## Stated task
Select, from the data, each line where "campos" occurs.
## Start Available records
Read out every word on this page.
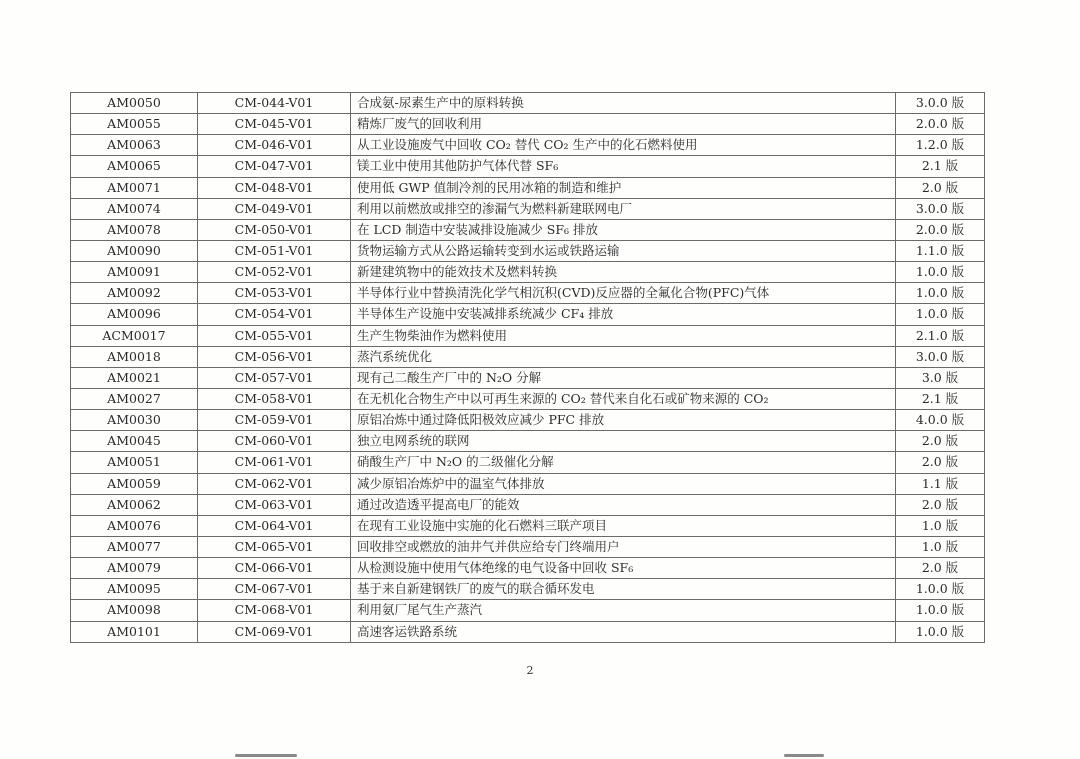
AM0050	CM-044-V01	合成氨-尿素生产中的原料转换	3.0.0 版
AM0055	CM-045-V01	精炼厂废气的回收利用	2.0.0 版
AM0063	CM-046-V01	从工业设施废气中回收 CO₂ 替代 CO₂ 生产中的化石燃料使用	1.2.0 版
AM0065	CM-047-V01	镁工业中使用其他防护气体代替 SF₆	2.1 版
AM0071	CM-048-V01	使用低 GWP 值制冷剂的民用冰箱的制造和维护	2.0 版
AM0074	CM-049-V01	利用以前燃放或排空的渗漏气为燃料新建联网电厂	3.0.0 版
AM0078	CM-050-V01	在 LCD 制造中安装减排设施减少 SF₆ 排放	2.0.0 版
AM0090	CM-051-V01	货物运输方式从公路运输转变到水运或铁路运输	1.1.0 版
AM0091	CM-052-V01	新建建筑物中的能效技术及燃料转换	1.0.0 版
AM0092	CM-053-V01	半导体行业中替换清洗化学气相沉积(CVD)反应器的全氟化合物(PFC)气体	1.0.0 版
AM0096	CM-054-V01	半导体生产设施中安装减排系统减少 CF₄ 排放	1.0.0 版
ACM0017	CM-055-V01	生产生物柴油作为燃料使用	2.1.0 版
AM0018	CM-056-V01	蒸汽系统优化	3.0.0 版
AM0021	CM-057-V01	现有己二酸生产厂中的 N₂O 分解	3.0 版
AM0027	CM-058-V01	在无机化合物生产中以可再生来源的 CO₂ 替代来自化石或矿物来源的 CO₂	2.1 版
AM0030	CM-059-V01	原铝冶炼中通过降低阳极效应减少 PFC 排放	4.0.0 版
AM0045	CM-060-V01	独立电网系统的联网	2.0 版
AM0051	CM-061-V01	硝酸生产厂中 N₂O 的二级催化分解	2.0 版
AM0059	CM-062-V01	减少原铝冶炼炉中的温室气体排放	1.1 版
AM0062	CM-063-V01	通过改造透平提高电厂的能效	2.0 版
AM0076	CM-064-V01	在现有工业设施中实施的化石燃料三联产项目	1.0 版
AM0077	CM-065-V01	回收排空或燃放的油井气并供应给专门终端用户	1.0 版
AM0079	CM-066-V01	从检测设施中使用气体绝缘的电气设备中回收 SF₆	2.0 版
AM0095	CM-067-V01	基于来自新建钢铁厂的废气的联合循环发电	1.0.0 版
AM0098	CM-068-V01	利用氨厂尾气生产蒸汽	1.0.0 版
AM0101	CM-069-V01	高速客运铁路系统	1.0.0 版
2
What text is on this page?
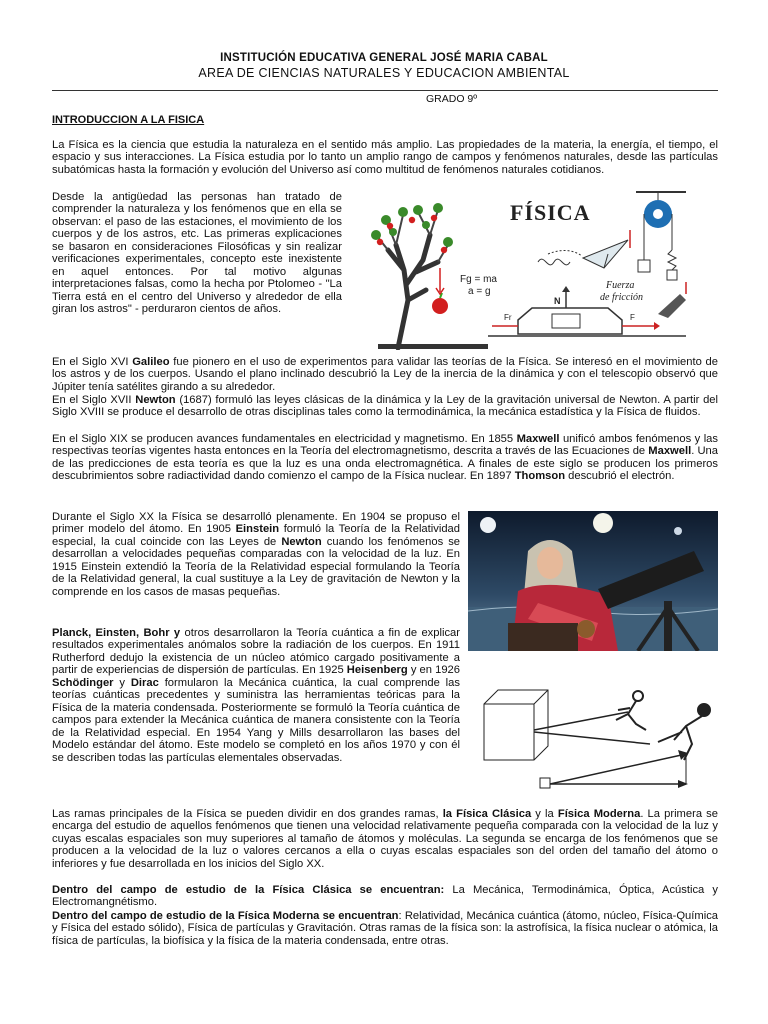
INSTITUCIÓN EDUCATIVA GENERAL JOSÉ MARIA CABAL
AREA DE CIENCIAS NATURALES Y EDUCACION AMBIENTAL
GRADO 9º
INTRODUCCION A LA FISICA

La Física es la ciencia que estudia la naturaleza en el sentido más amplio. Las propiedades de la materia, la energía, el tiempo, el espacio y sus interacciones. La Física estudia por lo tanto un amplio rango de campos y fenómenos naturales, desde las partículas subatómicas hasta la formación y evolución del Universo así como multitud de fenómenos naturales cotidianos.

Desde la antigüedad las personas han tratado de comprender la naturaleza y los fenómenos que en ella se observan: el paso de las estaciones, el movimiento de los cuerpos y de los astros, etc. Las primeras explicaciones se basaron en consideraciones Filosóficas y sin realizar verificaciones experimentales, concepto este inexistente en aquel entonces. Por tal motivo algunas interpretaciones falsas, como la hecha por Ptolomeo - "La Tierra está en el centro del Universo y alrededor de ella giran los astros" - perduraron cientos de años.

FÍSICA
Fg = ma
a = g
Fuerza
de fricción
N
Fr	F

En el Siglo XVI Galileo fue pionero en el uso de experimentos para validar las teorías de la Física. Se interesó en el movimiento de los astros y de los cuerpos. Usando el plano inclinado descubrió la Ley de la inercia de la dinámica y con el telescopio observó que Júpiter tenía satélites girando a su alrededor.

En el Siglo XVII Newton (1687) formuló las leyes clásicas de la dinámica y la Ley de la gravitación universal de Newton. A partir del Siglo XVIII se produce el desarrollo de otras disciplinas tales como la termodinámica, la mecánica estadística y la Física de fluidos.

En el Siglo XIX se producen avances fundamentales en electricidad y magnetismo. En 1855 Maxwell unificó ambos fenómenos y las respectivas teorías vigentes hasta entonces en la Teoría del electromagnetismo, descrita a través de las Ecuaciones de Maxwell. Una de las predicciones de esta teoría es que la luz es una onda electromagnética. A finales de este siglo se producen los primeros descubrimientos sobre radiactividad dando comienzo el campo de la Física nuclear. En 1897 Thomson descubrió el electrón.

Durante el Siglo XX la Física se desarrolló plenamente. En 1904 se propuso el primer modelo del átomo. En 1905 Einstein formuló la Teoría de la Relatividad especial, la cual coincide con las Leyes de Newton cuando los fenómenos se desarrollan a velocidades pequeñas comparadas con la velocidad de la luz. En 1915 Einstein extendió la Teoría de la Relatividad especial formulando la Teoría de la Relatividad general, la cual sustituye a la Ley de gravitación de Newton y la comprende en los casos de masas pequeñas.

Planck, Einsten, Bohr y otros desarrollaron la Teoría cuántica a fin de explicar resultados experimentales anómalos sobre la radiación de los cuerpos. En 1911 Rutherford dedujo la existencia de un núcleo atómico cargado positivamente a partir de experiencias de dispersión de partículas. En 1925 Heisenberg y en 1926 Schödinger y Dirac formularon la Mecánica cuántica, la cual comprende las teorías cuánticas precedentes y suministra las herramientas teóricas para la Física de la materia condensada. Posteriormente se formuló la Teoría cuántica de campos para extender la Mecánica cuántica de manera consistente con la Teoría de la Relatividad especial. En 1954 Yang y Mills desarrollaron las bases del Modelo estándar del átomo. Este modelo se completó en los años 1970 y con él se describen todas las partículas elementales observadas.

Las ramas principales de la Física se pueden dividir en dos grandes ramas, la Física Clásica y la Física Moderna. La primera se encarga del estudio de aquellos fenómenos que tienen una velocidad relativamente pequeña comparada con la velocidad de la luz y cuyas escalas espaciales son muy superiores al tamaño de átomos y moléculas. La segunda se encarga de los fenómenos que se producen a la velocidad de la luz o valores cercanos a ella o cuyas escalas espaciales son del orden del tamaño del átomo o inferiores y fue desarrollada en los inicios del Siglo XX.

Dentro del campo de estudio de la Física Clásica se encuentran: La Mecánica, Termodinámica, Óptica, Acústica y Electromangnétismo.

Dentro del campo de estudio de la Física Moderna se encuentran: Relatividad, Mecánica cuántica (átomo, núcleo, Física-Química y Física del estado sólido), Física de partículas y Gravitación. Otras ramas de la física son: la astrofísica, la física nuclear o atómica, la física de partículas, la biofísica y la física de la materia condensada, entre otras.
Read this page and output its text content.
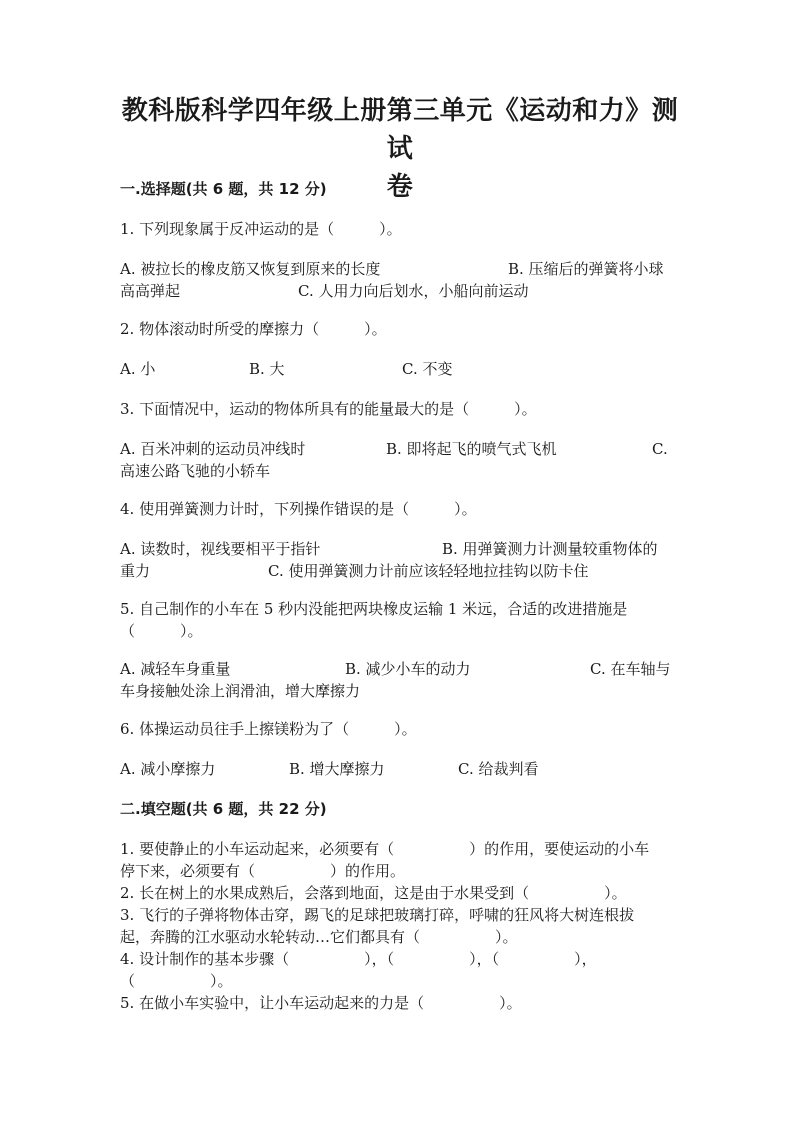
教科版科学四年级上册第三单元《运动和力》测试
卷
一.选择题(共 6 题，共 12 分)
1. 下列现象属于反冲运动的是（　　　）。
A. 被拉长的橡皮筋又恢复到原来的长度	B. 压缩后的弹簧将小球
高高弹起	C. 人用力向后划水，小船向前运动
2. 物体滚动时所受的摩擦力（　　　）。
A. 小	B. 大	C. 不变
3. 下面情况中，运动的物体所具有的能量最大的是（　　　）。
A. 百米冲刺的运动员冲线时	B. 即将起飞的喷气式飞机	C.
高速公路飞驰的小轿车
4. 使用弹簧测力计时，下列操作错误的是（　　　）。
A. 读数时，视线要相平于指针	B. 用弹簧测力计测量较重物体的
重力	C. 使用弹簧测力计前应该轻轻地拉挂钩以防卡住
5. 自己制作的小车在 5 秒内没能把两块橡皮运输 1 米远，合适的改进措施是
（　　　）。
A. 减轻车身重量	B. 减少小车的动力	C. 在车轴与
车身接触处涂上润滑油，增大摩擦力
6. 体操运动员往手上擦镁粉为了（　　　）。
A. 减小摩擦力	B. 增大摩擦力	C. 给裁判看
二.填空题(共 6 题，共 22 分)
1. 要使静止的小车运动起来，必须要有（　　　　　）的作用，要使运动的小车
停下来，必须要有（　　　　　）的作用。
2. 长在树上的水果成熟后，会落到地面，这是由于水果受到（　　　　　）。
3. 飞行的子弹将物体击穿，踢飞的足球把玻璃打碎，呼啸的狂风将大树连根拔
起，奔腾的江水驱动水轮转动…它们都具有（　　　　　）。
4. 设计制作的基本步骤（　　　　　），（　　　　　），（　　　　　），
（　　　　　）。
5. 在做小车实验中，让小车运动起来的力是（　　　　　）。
## End Available records
## Answer for the task
La Física es la ciencia que estudia la naturaleza en el sentido más amplio. Las propiedades de la materia, la energía, el tiempo, el espacio y sus interacciones. La Física estudia por lo tanto un amplio rango de campos y fenómenos naturales, desde las partículas subatómicas hasta la formación y evolución del Universo así como multitud de fenómenos naturales cotidianos.
Planck, Einsten, Bohr y otros desarrollaron la Teoría cuántica a fin de explicar resultados experimentales anómalos sobre la radiación de los cuerpos. En 1911 Rutherford dedujo la existencia de un núcleo atómico cargado positivamente a partir de experiencias de dispersión de partículas. En 1925 Heisenberg y en 1926 Schödinger y Dirac formularon la Mecánica cuántica, la cual comprende las teorías cuánticas precedentes y suministra las herramientas teóricas para la Física de la materia condensada. Posteriormente se formuló la Teoría cuántica de campos para extender la Mecánica cuántica de manera consistente con la Teoría de la Relatividad especial. En 1954 Yang y Mills desarrollaron las bases del Modelo estándar del átomo. Este modelo se completó en los años 1970 y con él se describen todas las partículas elementales observadas.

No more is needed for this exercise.